→ Record list:
## Start
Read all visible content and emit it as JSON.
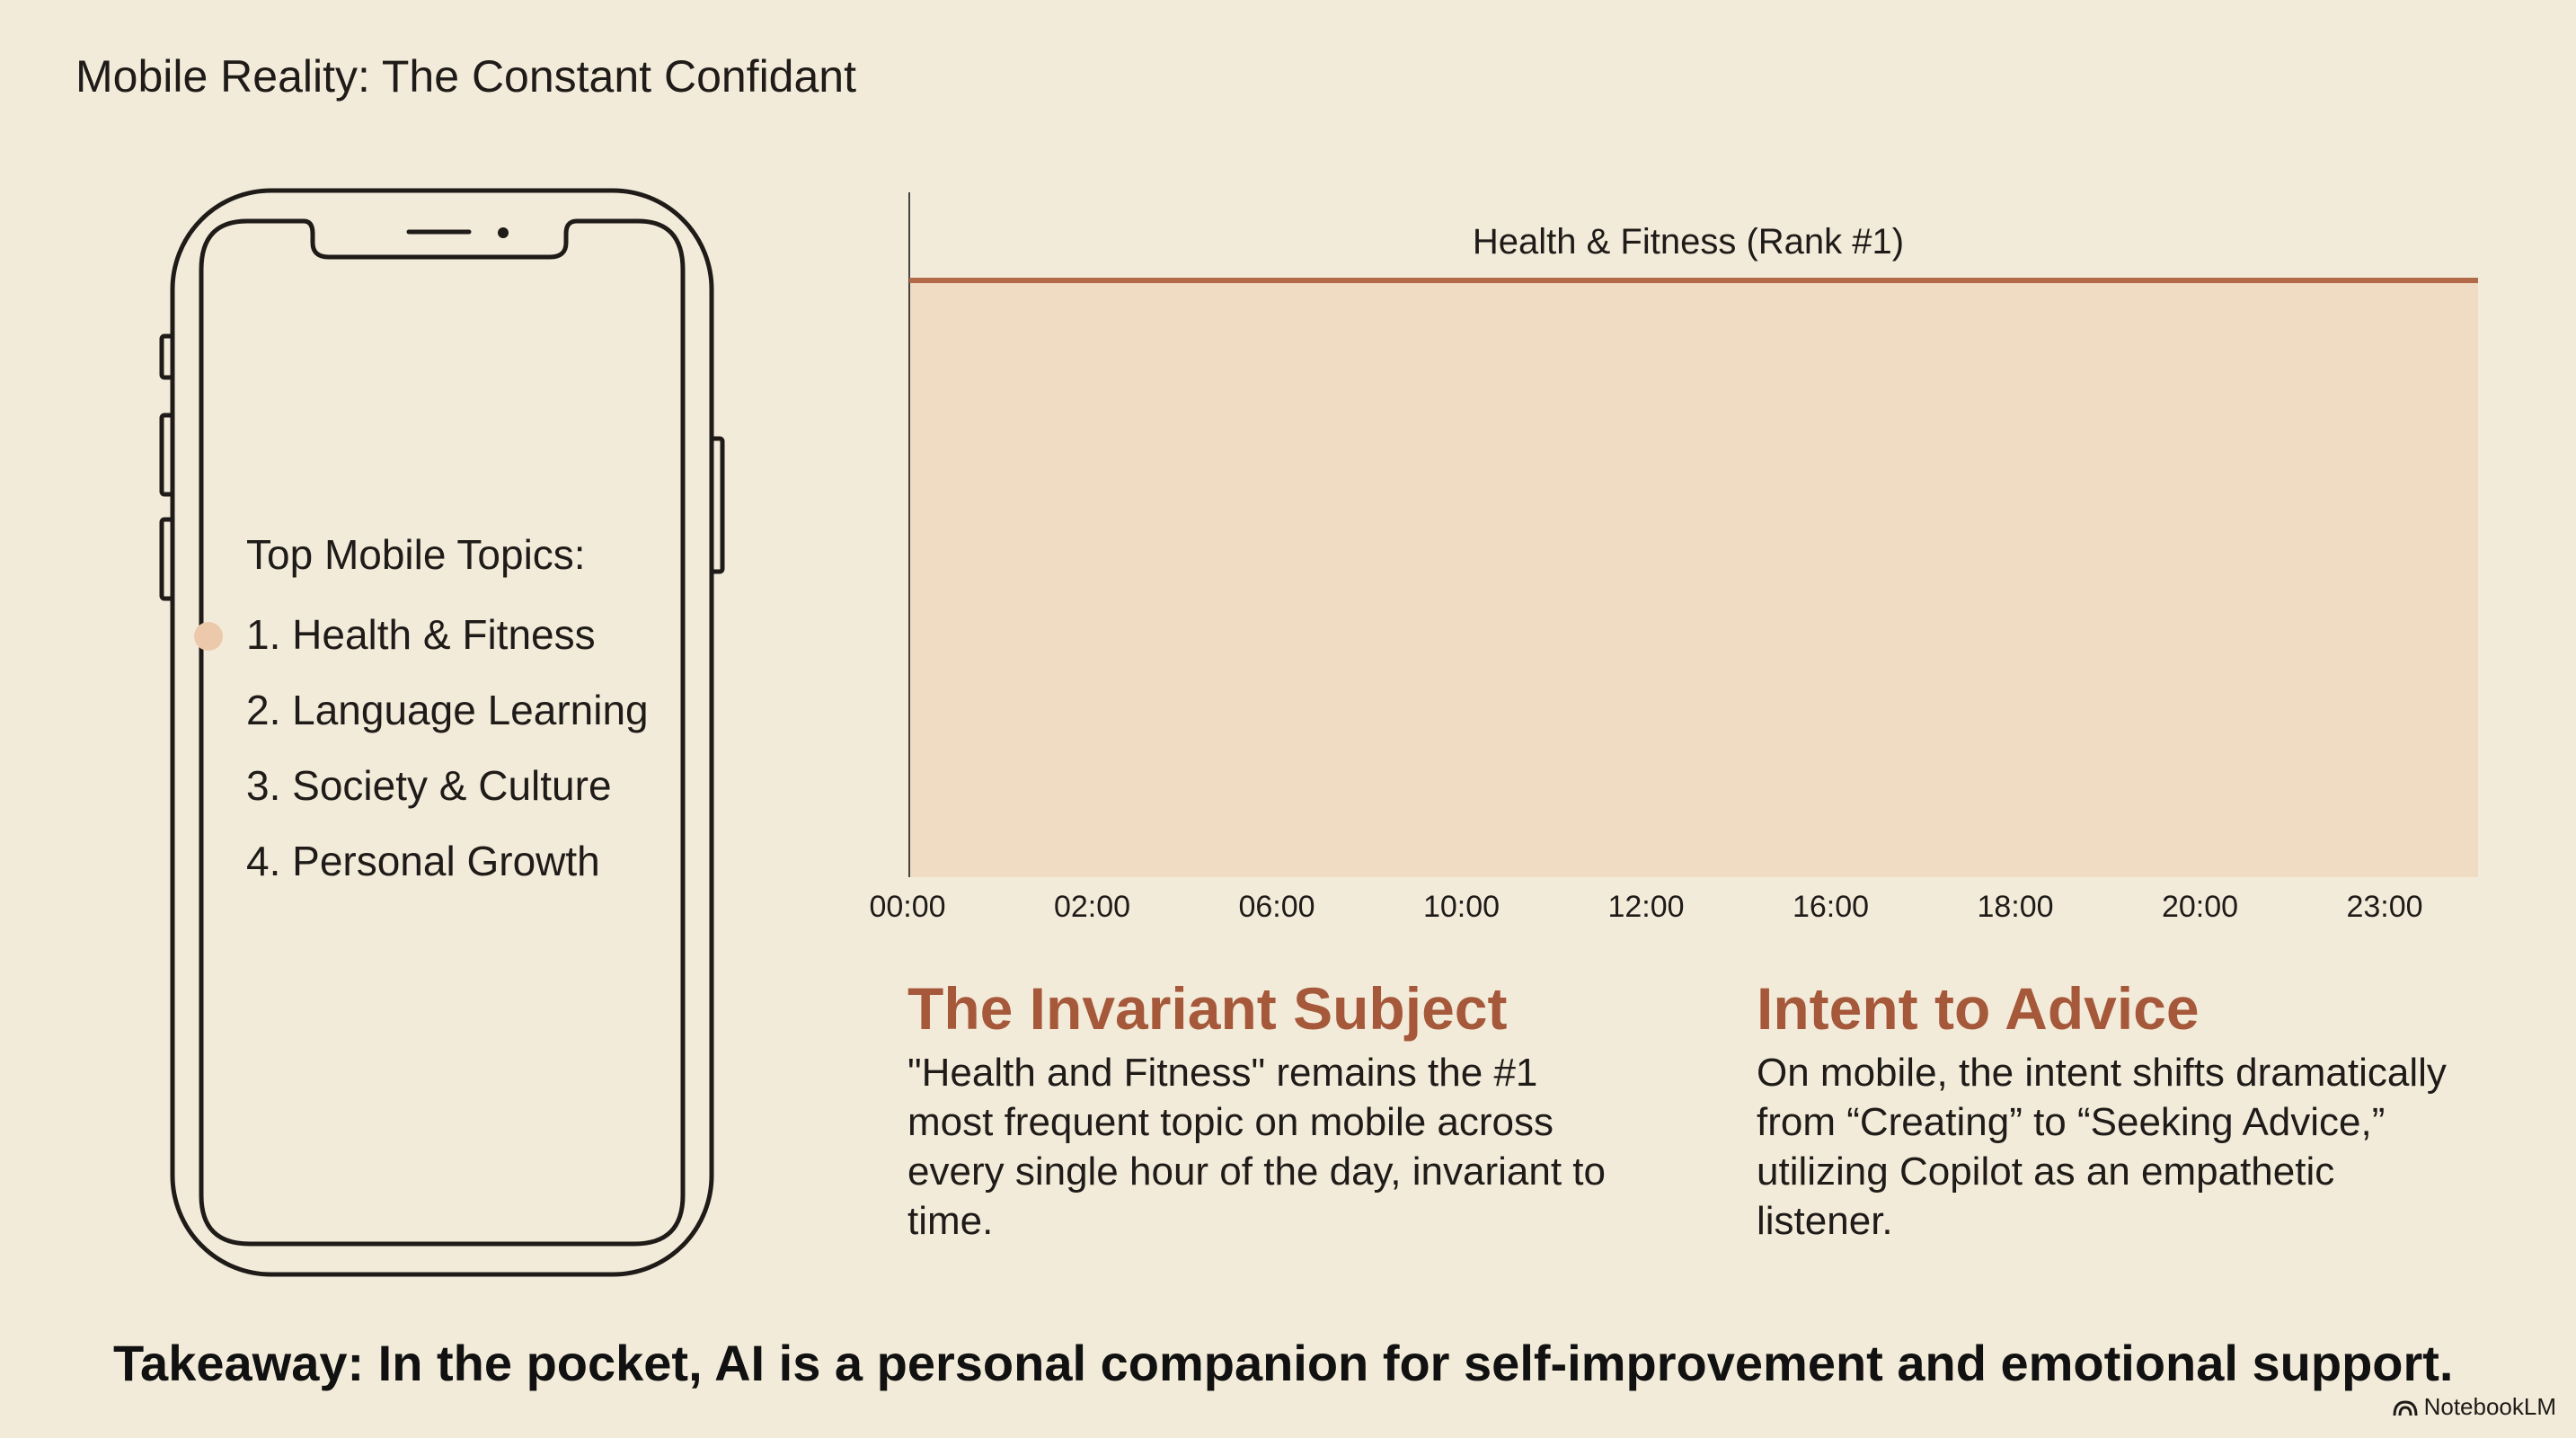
{
  "page": {
    "title": "Mobile Reality: The Constant Confidant",
    "brand": "NotebookLM"
  },
  "phone": {
    "heading": "Top Mobile Topics:",
    "items": [
      {
        "label": "1. Health & Fitness",
        "active": true
      },
      {
        "label": "2. Language Learning",
        "active": false
      },
      {
        "label": "3. Society & Culture",
        "active": false
      },
      {
        "label": "4. Personal Growth",
        "active": false
      }
    ]
  },
  "colors": {
    "background": "#f3ebda",
    "accent": "#a5583a",
    "area_fill": "#f0dbc3",
    "band_line": "#b26a48",
    "active_dot": "#edc9ac"
  },
  "chart_data": {
    "type": "area",
    "title": "",
    "xlabel": "",
    "ylabel": "",
    "x_tick_labels": [
      "00:00",
      "02:00",
      "06:00",
      "10:00",
      "12:00",
      "16:00",
      "18:00",
      "20:00",
      "23:00"
    ],
    "series": [
      {
        "name": "Health & Fitness (Rank #1)",
        "values": [
          1,
          1,
          1,
          1,
          1,
          1,
          1,
          1,
          1
        ]
      }
    ],
    "y_meaning": "Rank #1 at every hour",
    "grid": false,
    "legend": "none"
  },
  "blocks": {
    "left": {
      "heading": "The Invariant Subject",
      "body": "\"Health and Fitness\" remains the #1 most frequent topic on mobile across every single hour of the day, invariant to time."
    },
    "right": {
      "heading": "Intent to Advice",
      "body": "On mobile, the intent shifts dramatically from “Creating” to “Seeking Advice,” utilizing Copilot as an empathetic listener."
    }
  },
  "takeaway": "Takeaway: In the pocket, AI is a personal companion for self-improvement and emotional support."
}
## End
→ Written instruction:
Collect the lines of the records that include the string "Health".

→ Expected output:
        "label": "1. Health & Fitness",
        "name": "Health & Fitness (Rank #1)",
      "body": "\"Health and Fitness\" remains the #1 most frequent topic on mobile across every single hour of the day, invariant to time."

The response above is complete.